======== Stored records ========

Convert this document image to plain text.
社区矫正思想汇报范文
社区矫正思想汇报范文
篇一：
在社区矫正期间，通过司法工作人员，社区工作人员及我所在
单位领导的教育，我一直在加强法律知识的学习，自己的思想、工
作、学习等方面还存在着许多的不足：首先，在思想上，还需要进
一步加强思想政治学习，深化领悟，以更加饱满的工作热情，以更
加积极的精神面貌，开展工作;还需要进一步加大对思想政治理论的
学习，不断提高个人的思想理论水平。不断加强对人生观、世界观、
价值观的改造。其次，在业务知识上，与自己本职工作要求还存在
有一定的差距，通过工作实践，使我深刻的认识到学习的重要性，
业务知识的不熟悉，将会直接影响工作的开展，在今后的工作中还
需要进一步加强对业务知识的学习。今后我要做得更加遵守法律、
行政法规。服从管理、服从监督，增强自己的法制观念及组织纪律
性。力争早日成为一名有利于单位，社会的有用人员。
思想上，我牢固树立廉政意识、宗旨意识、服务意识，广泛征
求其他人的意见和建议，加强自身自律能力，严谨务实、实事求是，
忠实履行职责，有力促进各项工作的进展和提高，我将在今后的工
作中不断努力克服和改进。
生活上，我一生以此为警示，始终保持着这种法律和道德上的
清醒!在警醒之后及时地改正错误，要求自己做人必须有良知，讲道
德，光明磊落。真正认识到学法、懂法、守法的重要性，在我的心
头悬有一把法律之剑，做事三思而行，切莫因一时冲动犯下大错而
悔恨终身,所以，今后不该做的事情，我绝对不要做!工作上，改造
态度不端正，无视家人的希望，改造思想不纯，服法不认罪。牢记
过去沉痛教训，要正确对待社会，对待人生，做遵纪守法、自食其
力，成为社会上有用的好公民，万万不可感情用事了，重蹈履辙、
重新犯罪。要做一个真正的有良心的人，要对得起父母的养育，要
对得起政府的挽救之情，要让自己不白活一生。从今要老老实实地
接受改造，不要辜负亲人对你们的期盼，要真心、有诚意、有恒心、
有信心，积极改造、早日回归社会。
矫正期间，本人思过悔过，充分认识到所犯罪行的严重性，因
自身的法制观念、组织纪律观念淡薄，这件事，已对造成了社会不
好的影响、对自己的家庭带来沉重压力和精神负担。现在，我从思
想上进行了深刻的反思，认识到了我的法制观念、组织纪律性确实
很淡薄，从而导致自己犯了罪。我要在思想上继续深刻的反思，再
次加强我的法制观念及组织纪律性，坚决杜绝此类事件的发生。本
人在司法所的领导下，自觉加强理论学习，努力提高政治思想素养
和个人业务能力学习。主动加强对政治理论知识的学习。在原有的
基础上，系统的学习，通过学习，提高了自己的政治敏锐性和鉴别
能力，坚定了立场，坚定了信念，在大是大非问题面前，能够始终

========

Challenge = Extract the listing in its entirety, matching it exactly.

Answer for this exercise =
Convert this document image to plain text.
社区矫正思想汇报范文
社区矫正思想汇报范文
篇一：
在社区矫正期间，通过司法工作人员，社区工作人员及我所在
单位领导的教育，我一直在加强法律知识的学习，自己的思想、工
作、学习等方面还存在着许多的不足：首先，在思想上，还需要进
一步加强思想政治学习，深化领悟，以更加饱满的工作热情，以更
加积极的精神面貌，开展工作;还需要进一步加大对思想政治理论的
学习，不断提高个人的思想理论水平。不断加强对人生观、世界观、
价值观的改造。其次，在业务知识上，与自己本职工作要求还存在
有一定的差距，通过工作实践，使我深刻的认识到学习的重要性，
业务知识的不熟悉，将会直接影响工作的开展，在今后的工作中还
需要进一步加强对业务知识的学习。今后我要做得更加遵守法律、
行政法规。服从管理、服从监督，增强自己的法制观念及组织纪律
性。力争早日成为一名有利于单位，社会的有用人员。
思想上，我牢固树立廉政意识、宗旨意识、服务意识，广泛征
求其他人的意见和建议，加强自身自律能力，严谨务实、实事求是，
忠实履行职责，有力促进各项工作的进展和提高，我将在今后的工
作中不断努力克服和改进。
生活上，我一生以此为警示，始终保持着这种法律和道德上的
清醒!在警醒之后及时地改正错误，要求自己做人必须有良知，讲道
德，光明磊落。真正认识到学法、懂法、守法的重要性，在我的心
头悬有一把法律之剑，做事三思而行，切莫因一时冲动犯下大错而
悔恨终身,所以，今后不该做的事情，我绝对不要做!工作上，改造
态度不端正，无视家人的希望，改造思想不纯，服法不认罪。牢记
过去沉痛教训，要正确对待社会，对待人生，做遵纪守法、自食其
力，成为社会上有用的好公民，万万不可感情用事了，重蹈履辙、
重新犯罪。要做一个真正的有良心的人，要对得起父母的养育，要
对得起政府的挽救之情，要让自己不白活一生。从今要老老实实地
接受改造，不要辜负亲人对你们的期盼，要真心、有诚意、有恒心、
有信心，积极改造、早日回归社会。
矫正期间，本人思过悔过，充分认识到所犯罪行的严重性，因
自身的法制观念、组织纪律观念淡薄，这件事，已对造成了社会不
好的影响、对自己的家庭带来沉重压力和精神负担。现在，我从思
想上进行了深刻的反思，认识到了我的法制观念、组织纪律性确实
很淡薄，从而导致自己犯了罪。我要在思想上继续深刻的反思，再
次加强我的法制观念及组织纪律性，坚决杜绝此类事件的发生。本
人在司法所的领导下，自觉加强理论学习，努力提高政治思想素养
和个人业务能力学习。主动加强对政治理论知识的学习。在原有的
基础上，系统的学习，通过学习，提高了自己的政治敏锐性和鉴别
能力，坚定了立场，坚定了信念，在大是大非问题面前，能够始终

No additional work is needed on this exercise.